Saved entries

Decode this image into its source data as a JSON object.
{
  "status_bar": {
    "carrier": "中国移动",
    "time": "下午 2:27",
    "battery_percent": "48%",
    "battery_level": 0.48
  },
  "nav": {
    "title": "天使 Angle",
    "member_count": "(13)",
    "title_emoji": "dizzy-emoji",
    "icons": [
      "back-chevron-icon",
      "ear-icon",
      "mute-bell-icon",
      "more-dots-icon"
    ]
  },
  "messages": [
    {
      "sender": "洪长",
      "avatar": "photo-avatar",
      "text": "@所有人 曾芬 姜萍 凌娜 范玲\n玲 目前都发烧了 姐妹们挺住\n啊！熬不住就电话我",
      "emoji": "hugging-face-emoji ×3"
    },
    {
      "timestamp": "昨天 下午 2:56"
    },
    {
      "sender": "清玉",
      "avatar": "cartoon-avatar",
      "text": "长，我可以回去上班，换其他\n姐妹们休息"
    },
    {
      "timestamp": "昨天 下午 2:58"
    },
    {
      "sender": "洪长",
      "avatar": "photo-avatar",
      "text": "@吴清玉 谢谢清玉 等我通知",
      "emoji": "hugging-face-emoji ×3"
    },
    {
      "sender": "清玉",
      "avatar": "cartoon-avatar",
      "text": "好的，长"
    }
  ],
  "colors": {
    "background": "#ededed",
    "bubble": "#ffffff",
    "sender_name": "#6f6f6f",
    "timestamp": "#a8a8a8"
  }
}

▶ _Short problem_: Look through the entries above and list every line containing "timestamp".

▶ _Solution to the problem_:
      "timestamp": "昨天 下午 2:56"
      "timestamp": "昨天 下午 2:58"
    "timestamp": "#a8a8a8"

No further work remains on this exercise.